(Dataset items)

○ ○ ○

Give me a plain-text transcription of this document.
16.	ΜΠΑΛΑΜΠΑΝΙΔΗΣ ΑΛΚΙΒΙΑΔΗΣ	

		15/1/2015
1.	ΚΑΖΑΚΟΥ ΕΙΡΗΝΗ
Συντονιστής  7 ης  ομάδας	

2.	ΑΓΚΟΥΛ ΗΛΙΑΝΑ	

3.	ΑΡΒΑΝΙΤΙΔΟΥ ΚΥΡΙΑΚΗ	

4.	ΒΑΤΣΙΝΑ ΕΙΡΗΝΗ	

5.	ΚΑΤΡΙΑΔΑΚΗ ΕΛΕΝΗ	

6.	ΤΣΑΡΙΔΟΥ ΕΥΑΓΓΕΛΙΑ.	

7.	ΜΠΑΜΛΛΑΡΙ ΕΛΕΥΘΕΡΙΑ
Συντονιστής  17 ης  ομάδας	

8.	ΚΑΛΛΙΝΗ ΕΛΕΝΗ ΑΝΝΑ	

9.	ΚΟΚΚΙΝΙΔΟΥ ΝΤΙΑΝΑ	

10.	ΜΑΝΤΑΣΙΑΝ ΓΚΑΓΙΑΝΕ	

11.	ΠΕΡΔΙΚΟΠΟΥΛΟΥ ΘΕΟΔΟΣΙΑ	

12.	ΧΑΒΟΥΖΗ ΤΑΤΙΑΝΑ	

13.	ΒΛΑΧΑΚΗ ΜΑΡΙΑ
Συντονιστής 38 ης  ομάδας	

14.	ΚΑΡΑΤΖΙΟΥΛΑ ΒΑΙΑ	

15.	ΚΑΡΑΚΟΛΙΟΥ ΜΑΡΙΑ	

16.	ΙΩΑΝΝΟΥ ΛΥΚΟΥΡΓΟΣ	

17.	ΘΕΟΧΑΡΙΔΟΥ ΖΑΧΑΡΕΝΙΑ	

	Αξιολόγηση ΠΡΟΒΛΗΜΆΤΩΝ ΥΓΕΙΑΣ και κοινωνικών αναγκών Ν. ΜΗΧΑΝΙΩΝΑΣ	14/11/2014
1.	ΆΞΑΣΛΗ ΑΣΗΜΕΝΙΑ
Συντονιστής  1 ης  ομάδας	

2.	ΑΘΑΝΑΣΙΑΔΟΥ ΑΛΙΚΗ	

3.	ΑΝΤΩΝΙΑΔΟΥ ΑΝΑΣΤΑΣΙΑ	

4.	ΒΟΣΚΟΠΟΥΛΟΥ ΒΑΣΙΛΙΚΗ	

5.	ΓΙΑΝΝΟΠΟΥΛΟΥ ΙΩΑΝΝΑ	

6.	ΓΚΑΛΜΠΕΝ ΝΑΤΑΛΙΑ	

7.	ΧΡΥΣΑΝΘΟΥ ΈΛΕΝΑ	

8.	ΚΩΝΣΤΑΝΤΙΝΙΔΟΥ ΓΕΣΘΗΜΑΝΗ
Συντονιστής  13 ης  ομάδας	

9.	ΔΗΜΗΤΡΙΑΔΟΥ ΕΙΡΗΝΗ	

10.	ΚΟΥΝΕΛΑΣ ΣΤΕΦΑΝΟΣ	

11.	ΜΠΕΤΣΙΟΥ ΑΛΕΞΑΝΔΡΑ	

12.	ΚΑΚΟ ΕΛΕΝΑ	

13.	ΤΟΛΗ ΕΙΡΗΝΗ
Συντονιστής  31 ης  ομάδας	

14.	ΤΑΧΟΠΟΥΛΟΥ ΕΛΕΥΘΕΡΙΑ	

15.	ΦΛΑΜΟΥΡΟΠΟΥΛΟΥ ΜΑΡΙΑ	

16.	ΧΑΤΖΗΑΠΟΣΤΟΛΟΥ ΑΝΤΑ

○ ○ ○

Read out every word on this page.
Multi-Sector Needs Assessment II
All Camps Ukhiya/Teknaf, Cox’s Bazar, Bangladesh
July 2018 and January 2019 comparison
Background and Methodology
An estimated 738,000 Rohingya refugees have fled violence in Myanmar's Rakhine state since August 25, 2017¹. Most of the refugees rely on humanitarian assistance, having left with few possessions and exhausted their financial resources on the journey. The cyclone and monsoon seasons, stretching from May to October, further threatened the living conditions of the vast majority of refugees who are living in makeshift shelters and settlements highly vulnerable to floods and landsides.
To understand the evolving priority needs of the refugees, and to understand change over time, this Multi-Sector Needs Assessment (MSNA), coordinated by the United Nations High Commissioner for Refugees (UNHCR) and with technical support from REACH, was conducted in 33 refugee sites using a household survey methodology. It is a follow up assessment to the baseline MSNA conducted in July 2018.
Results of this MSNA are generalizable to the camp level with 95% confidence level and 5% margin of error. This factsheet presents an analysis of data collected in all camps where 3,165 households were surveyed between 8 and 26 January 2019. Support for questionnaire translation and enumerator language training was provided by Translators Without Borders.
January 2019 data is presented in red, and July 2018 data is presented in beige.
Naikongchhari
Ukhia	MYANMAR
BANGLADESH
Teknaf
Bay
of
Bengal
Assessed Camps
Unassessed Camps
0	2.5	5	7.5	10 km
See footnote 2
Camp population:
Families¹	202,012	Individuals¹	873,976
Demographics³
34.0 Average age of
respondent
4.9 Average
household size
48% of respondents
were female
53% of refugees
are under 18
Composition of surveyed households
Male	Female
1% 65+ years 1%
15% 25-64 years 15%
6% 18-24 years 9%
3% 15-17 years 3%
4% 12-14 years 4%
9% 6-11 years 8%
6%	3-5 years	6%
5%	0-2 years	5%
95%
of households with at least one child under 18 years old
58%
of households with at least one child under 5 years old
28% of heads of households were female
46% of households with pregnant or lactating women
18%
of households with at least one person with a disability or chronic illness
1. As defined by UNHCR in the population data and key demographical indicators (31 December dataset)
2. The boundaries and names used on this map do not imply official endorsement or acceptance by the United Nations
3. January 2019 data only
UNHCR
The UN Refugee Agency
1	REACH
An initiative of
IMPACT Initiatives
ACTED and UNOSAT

○ ○ ○

§ TASK STATEMENT
Using the entries above, state how many lines include the word "ΕΙΡΗΝΗ", with no other words.

§ TASK RESULT
4